| WHAT TO PRODUCE |
Copy out lines with the word "emit" from the material that follows.

| PROVIDED RECORDS |
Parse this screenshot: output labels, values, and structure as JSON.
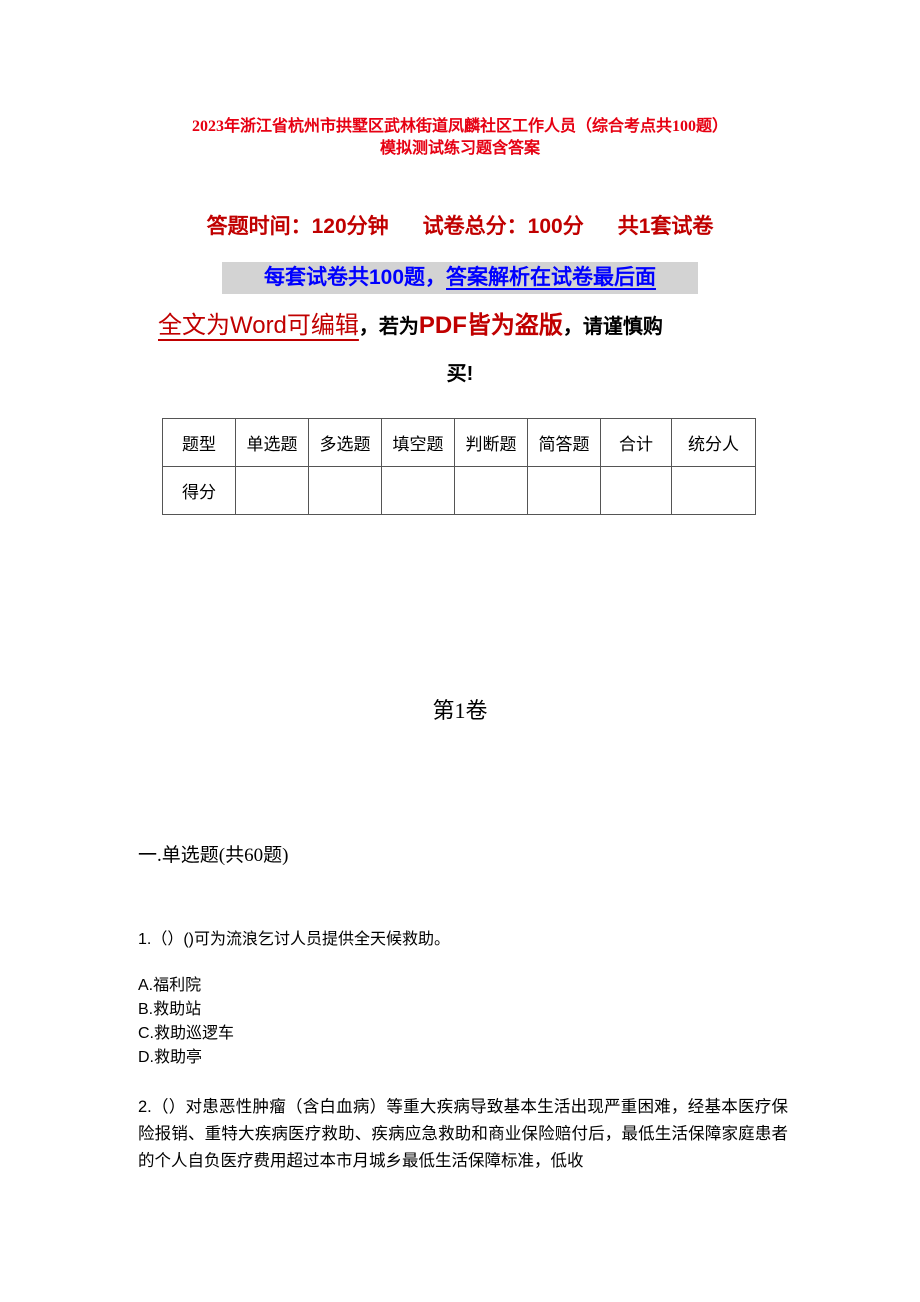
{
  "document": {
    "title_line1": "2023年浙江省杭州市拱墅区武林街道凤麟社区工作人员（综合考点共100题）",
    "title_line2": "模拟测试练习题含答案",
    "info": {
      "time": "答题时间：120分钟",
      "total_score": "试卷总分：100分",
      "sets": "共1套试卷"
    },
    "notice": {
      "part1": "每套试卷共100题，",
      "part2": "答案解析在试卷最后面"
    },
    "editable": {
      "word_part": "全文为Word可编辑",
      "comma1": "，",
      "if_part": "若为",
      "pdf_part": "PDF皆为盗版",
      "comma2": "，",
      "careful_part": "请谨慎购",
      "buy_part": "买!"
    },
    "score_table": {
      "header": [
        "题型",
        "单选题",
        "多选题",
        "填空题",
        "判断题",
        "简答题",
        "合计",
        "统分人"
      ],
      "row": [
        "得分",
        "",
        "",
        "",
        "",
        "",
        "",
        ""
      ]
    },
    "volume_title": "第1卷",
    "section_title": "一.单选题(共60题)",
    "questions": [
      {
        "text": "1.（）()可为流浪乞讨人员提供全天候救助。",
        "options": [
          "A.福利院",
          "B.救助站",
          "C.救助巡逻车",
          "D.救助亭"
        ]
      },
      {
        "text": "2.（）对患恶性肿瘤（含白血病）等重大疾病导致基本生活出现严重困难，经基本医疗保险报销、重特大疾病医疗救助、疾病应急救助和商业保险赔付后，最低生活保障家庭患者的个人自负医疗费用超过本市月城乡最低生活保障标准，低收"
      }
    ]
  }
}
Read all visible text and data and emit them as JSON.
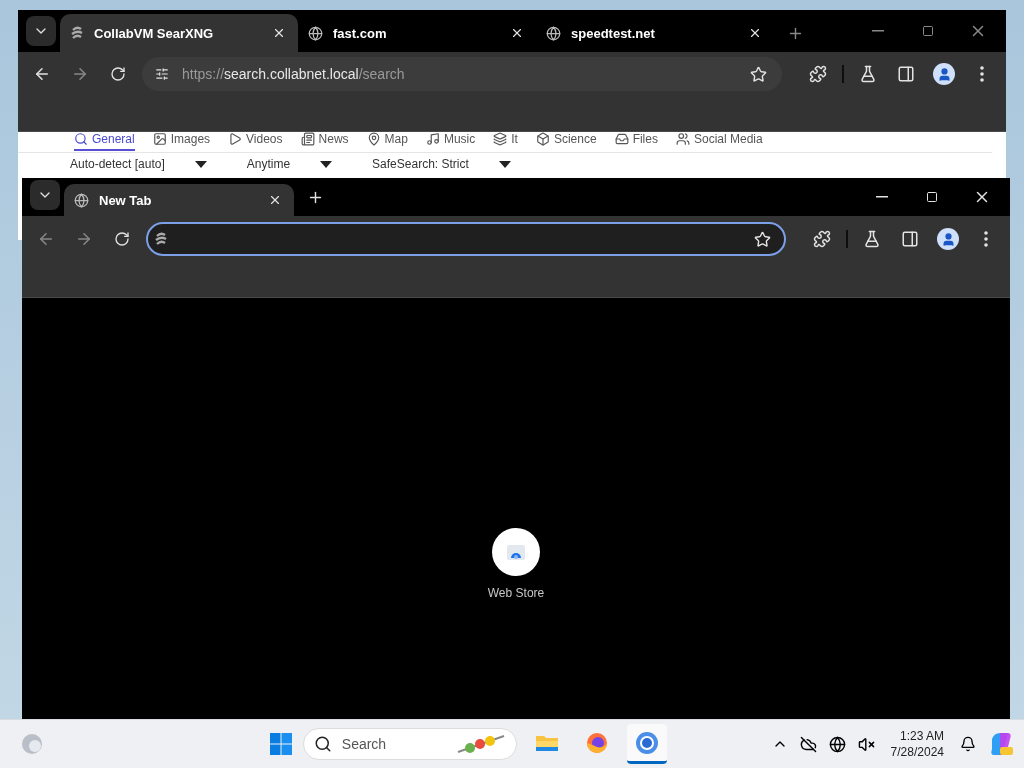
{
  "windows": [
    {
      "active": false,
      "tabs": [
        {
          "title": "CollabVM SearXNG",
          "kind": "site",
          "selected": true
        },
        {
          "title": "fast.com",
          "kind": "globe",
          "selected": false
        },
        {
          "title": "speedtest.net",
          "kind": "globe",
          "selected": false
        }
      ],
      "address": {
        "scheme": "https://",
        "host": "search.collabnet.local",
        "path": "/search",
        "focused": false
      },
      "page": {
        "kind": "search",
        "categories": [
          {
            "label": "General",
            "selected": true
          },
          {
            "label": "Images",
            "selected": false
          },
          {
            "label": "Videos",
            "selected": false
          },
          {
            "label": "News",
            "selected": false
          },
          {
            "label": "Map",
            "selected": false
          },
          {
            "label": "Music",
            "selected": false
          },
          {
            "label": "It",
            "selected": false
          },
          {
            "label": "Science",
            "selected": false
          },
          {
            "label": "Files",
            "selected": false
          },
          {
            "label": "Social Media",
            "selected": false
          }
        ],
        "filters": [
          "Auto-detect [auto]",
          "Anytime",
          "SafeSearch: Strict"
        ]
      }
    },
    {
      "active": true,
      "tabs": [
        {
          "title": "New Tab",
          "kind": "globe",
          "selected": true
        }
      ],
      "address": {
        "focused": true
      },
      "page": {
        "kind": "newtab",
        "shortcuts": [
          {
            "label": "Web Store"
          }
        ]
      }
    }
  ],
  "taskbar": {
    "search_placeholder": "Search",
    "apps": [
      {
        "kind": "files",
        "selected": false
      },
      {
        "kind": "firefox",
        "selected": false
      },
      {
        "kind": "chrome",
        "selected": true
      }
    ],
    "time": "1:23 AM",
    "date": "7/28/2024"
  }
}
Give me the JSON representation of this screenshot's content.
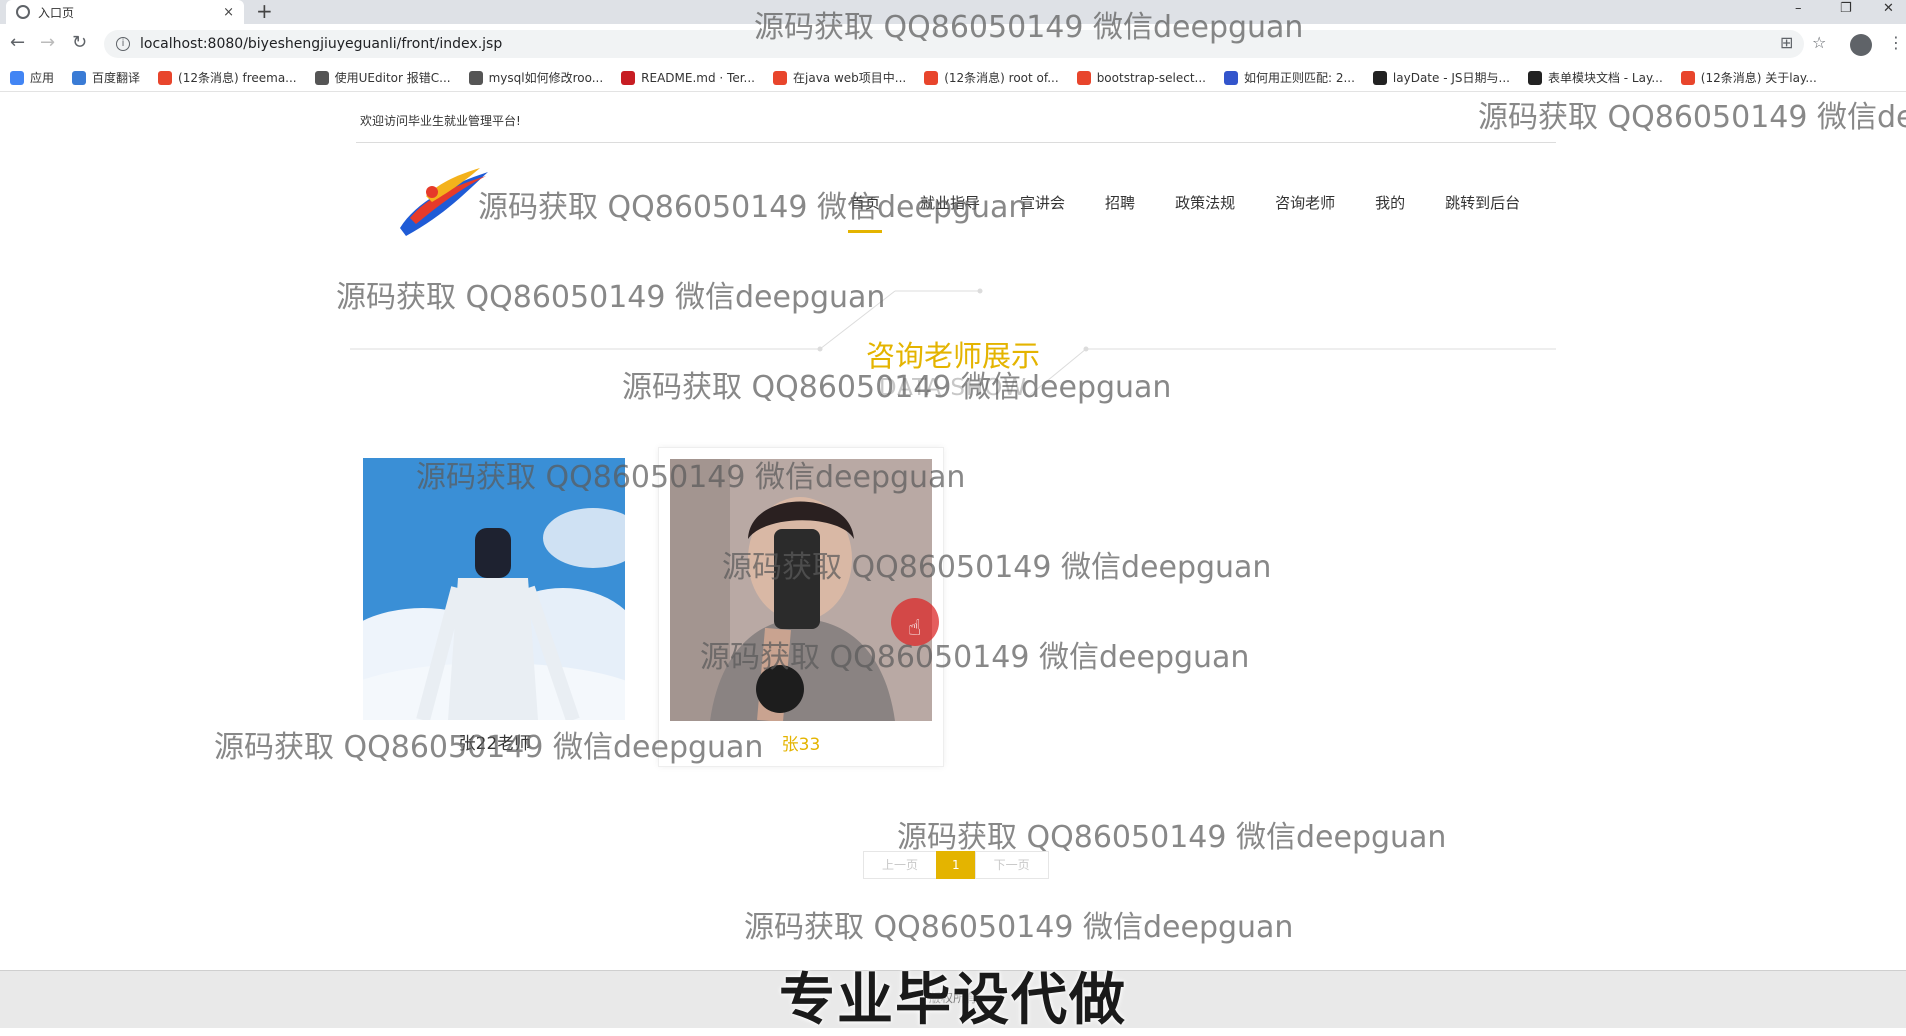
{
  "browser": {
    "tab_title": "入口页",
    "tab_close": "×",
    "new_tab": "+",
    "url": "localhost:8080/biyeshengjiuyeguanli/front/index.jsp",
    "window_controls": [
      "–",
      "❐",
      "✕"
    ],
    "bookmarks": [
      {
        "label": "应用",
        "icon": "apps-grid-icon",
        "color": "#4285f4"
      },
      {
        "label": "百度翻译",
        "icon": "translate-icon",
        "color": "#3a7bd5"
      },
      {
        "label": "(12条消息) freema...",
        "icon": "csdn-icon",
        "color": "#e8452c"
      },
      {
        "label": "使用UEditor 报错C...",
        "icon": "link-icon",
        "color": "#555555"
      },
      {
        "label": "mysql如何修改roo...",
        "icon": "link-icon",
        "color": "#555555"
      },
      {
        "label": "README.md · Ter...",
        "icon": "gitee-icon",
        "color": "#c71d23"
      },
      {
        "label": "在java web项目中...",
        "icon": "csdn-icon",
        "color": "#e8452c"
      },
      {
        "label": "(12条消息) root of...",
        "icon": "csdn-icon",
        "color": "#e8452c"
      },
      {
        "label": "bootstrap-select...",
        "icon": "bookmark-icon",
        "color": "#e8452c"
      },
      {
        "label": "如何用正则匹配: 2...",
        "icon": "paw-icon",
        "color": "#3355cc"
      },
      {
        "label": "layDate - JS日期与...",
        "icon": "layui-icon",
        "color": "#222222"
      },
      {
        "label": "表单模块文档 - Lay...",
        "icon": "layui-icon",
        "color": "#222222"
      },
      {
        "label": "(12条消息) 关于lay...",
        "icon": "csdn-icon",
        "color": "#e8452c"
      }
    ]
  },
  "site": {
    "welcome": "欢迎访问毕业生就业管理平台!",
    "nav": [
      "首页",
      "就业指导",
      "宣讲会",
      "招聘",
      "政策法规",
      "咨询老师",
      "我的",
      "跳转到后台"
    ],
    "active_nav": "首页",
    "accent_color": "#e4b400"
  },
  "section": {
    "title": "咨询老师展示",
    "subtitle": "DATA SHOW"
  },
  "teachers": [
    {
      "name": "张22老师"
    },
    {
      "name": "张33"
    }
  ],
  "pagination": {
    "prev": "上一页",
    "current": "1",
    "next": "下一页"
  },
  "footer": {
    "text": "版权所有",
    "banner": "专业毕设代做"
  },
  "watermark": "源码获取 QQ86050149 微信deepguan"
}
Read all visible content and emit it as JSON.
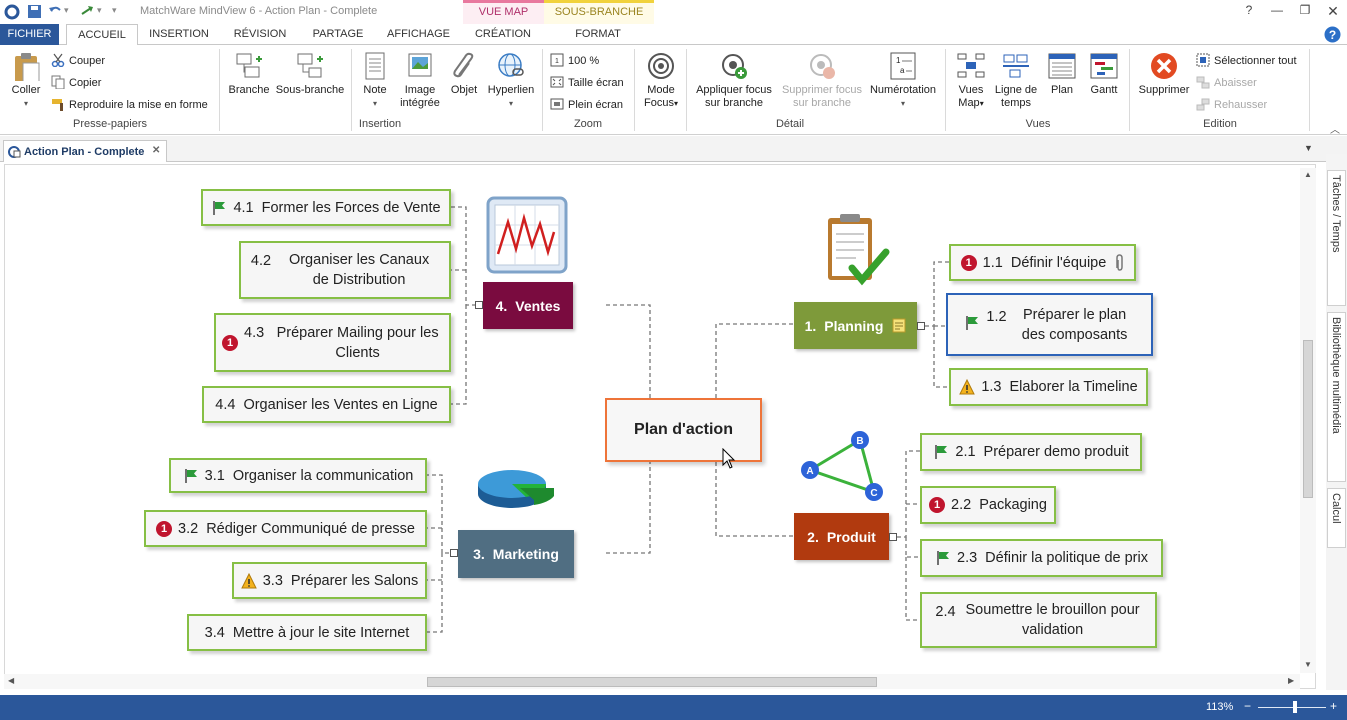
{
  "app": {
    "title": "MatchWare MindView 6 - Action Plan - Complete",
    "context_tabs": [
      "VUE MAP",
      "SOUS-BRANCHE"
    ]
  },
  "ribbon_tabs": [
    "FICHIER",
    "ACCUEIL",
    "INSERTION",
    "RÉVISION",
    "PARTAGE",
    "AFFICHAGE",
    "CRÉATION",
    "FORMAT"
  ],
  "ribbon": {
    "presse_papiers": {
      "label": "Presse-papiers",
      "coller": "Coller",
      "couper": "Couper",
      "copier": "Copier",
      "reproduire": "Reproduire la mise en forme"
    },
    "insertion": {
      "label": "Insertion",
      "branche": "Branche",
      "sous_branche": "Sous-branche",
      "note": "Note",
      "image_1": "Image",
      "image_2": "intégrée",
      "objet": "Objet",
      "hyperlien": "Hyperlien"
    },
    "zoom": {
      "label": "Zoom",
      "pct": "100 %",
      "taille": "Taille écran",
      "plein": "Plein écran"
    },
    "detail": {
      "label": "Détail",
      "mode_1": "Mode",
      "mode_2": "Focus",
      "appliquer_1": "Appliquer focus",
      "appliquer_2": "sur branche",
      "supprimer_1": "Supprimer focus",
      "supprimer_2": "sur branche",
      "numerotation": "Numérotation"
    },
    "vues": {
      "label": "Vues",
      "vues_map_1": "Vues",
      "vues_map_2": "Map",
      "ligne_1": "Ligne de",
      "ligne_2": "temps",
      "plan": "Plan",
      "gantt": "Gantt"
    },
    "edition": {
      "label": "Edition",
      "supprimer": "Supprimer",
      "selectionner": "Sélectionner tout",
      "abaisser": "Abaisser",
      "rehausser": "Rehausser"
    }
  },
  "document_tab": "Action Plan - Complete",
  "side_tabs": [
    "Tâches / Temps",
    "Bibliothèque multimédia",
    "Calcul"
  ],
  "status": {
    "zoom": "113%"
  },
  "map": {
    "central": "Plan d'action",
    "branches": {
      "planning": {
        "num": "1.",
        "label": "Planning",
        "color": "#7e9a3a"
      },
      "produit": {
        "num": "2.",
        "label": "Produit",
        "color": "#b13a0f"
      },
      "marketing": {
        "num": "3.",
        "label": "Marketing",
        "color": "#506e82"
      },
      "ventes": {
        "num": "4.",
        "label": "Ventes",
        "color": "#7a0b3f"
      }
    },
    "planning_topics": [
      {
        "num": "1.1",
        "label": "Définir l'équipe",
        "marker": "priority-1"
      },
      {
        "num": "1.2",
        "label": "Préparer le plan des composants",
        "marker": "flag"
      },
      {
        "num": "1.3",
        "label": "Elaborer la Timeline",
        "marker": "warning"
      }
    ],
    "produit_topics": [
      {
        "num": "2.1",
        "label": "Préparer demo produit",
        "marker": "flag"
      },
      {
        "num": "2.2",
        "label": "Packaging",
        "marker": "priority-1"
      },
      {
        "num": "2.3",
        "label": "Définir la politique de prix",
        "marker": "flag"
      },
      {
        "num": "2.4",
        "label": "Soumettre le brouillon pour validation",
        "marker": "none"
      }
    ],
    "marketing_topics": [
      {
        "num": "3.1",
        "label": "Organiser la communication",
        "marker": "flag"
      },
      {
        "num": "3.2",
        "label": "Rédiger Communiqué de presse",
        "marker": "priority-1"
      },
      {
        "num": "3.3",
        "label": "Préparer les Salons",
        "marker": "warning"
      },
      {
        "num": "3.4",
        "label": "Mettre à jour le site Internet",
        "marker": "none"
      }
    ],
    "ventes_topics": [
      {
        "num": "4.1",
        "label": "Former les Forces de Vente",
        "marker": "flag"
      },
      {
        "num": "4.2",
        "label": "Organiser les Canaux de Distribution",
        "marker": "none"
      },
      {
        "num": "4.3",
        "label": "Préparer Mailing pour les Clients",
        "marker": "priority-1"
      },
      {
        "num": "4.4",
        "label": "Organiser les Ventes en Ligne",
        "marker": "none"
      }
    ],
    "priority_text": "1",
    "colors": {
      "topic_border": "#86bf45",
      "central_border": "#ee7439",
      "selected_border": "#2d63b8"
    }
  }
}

| ANSWER TO THE TASK |
Read all visible text and data and emit them as JSON.
Read all visible content and emit it as JSON.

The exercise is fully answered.